**Your task**
Compile every line that includes the word "вниз".

▶

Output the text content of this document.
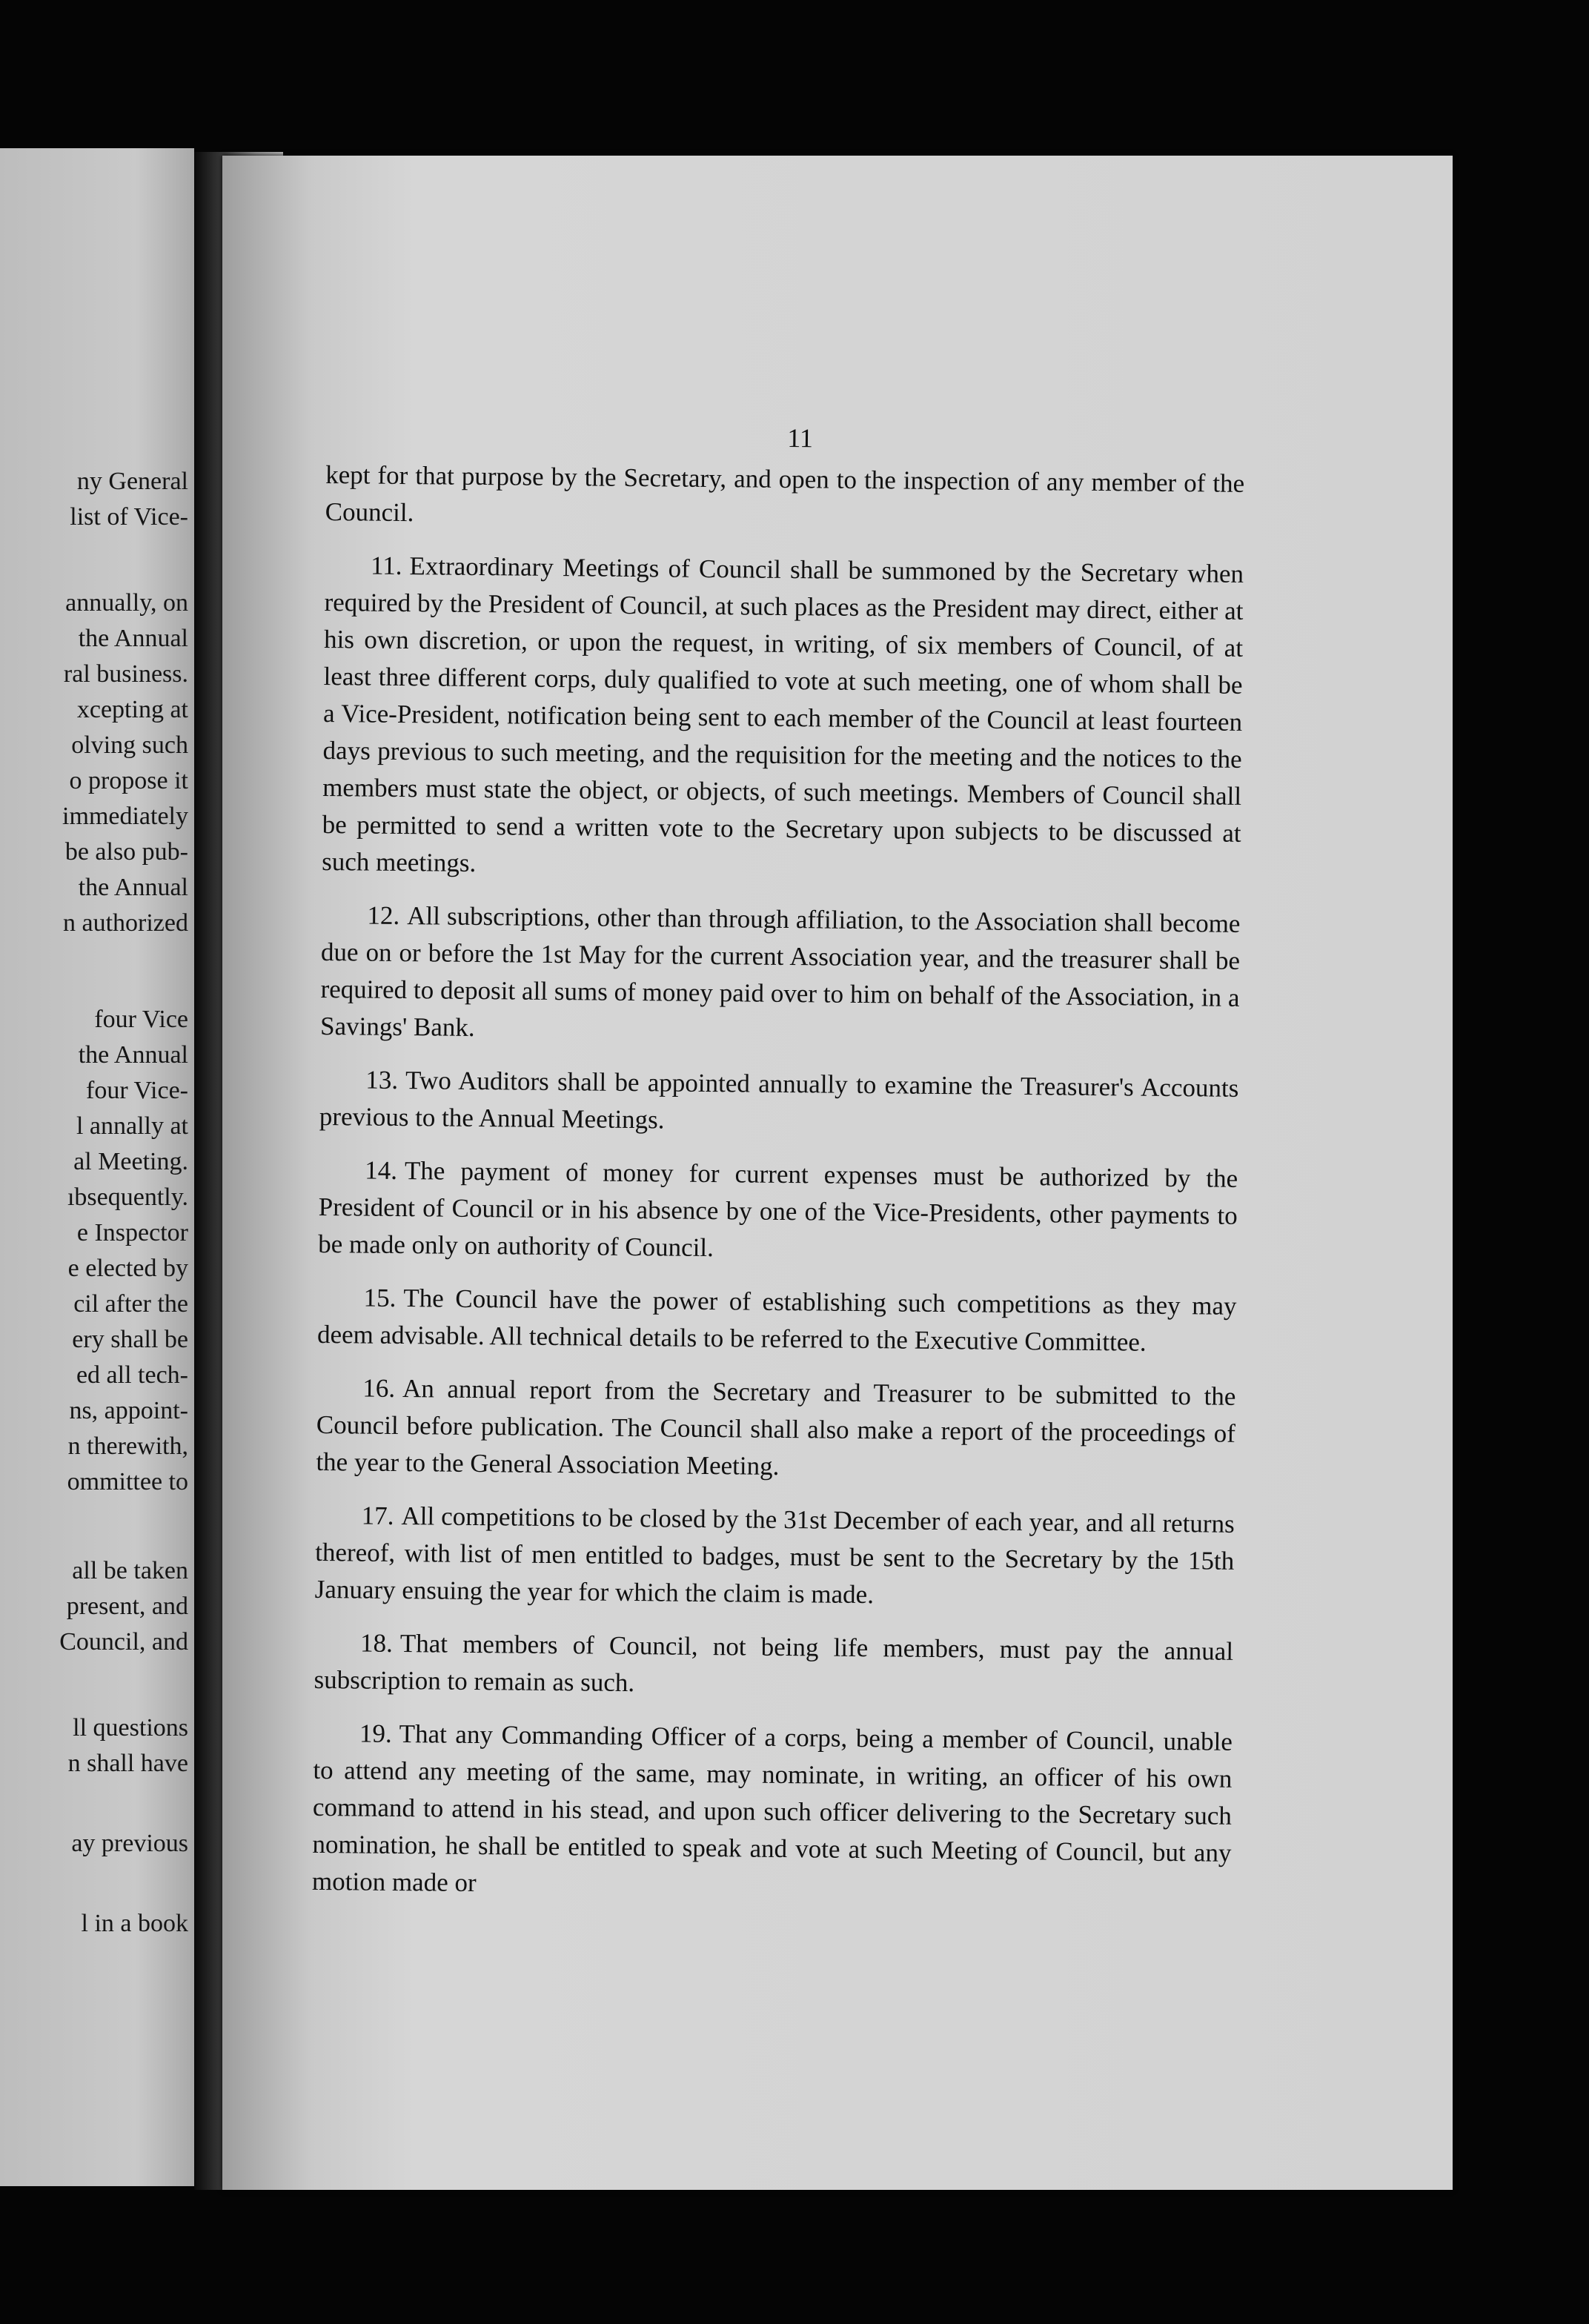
ny General
list of Vice-
annually, on
the Annual
ral business.
xcepting at
olving such
o propose it
immediately
be also pub-
the Annual
n authorized
four Vice
the Annual
four Vice-
l annally at
al Meeting.
ıbsequently.
e Inspector
e elected by
cil after the
ery shall be
ed all tech-
ns, appoint-
n therewith,
ommittee to
all be taken
present, and
Council, and
ll questions
n shall have
ay previous
l in a book
11

kept for that purpose by the Secretary, and open to the inspection of any member of the Council.

11. Extraordinary Meetings of Council shall be summoned by the Secretary when required by the President of Council, at such places as the President may direct, either at his own discretion, or upon the request, in writing, of six members of Council, of at least three different corps, duly qualified to vote at such meeting, one of whom shall be a Vice-President, notification being sent to each member of the Council at least fourteen days previous to such meeting, and the requisition for the meeting and the notices to the members must state the object, or objects, of such meetings. Members of Council shall be permitted to send a written vote to the Secretary upon subjects to be discussed at such meetings.

12. All subscriptions, other than through affiliation, to the Association shall become due on or before the 1st May for the current Association year, and the treasurer shall be required to deposit all sums of money paid over to him on behalf of the Association, in a Savings' Bank.

13. Two Auditors shall be appointed annually to examine the Treasurer's Accounts previous to the Annual Meetings.

14. The payment of money for current expenses must be authorized by the President of Council or in his absence by one of the Vice-Presidents, other payments to be made only on authority of Council.

15. The Council have the power of establishing such competitions as they may deem advisable. All technical details to be referred to the Executive Committee.

16. An annual report from the Secretary and Treasurer to be submitted to the Council before publication. The Council shall also make a report of the proceedings of the year to the General Association Meeting.

17. All competitions to be closed by the 31st December of each year, and all returns thereof, with list of men entitled to badges, must be sent to the Secretary by the 15th January ensuing the year for which the claim is made.

18. That members of Council, not being life members, must pay the annual subscription to remain as such.

19. That any Commanding Officer of a corps, being a member of Council, unable to attend any meeting of the same, may nominate, in writing, an officer of his own command to attend in his stead, and upon such officer delivering to the Secretary such nomination, he shall be entitled to speak and vote at such Meeting of Council, but any motion made or
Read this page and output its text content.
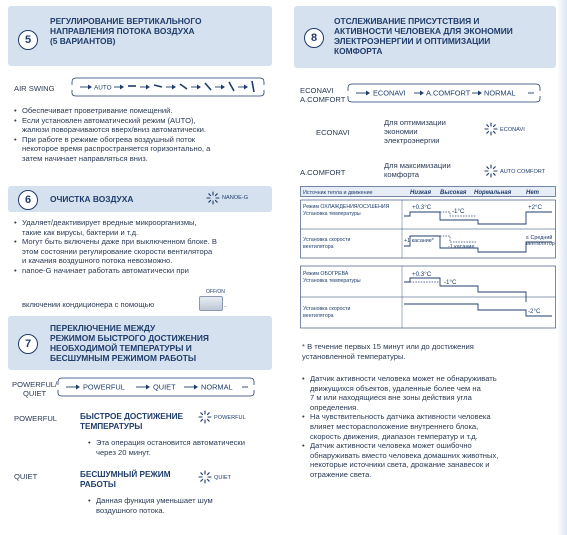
5
РЕГУЛИРОВАНИЕ ВЕРТИКАЛЬНОГО
НАПРАВЛЕНИЯ ПОТОКА ВОЗДУХА
(5 ВАРИАНТОВ)
AIR SWING	AUTO
• Обеспечивает проветривание помещений.
• Если установлен автоматический режим (AUTO),
жалюзи поворачиваются вверх/вниз автоматически.
• При работе в режиме обогрева воздушный поток
некоторое время распространяется горизонтально, а
затем начинает направляться вниз.
6	ОЧИСТКА ВОЗДУХА	NANOE-G
• Удаляет/деактивирует вредные микроорганизмы,
такие как вирусы, бактерии и т.д.
• Могут быть включены даже при выключенном блоке. В
этом состоянии регулирование скорости вентилятора
и качания воздушного потока невозможно.
• nanoe-G начинает работать автоматически при
OFF/ON
включении кондиционера с помощью	.
7
ПЕРЕКЛЮЧЕНИЕ МЕЖДУ
РЕЖИМОМ БЫСТРОГО ДОСТИЖЕНИЯ
НЕОБХОДИМОЙ ТЕМПЕРАТУРЫ И
БЕСШУМНЫМ РЕЖИМОМ РАБОТЫ
POWERFUL/
QUIET
POWERFUL	QUIET	NORMAL
POWERFUL	БЫСТРОЕ ДОСТИЖЕНИЕ
ТЕМПЕРАТУРЫ
POWERFUL
• Эта операция остановится автоматически
через 20 минут.
QUIET	БЕСШУМНЫЙ РЕЖИМ
РАБОТЫ
QUIET
• Данная функция уменьшает шум
воздушного потока.
8
ОТСЛЕЖИВАНИЕ ПРИСУТСТВИЯ И
АКТИВНОСТИ ЧЕЛОВЕКА ДЛЯ ЭКОНОМИИ
ЭЛЕКТРОЭНЕРГИИ И ОПТИМИЗАЦИИ
КОМФОРТА
ECONAVI
A.COMFORT
ECONAVI	A.COMFORT NORMAL
ECONAVI
Для оптимизации
экономии
электроэнергии
ECONAVI
A.COMFORT
Для максимизации
комфорта	AUTO COMFORT
Источник тепла и движение	Низкая Высокая Нормальная Нет
Режим ОХЛАЖДЕНИЯ/ОСУШЕНИЯ
Установка температуры
Установка скорости
вентилятора
+0.3°C
-1°C
+2°C
+1 касание*
-1 касание
≤ Средний
вентилятор
Режим ОБОГРЕВА
Установка температуры
Установка скорости
вентилятора
+0.3°C
-1°C
-2°C
* В течение первых 15 минут или до достижения
установленной температуры.
• Датчик активности человека может не обнаруживать
движущихся объектов, удаленные более чем на
7 м или находящиеся вне зоны действия угла
определения.
• На чувствительность датчика активности человека
влияет месторасположение внутреннего блока,
скорость движения, диапазон температур и т.д.
• Датчик активности человека может ошибочно
обнаруживать вместо человека домашних животных,
некоторые источники света, дрожание занавесок и
отражение света.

◀

**Solution**
жалюзи поворачиваются вверх/вниз автоматически.
затем начинает направляться вниз.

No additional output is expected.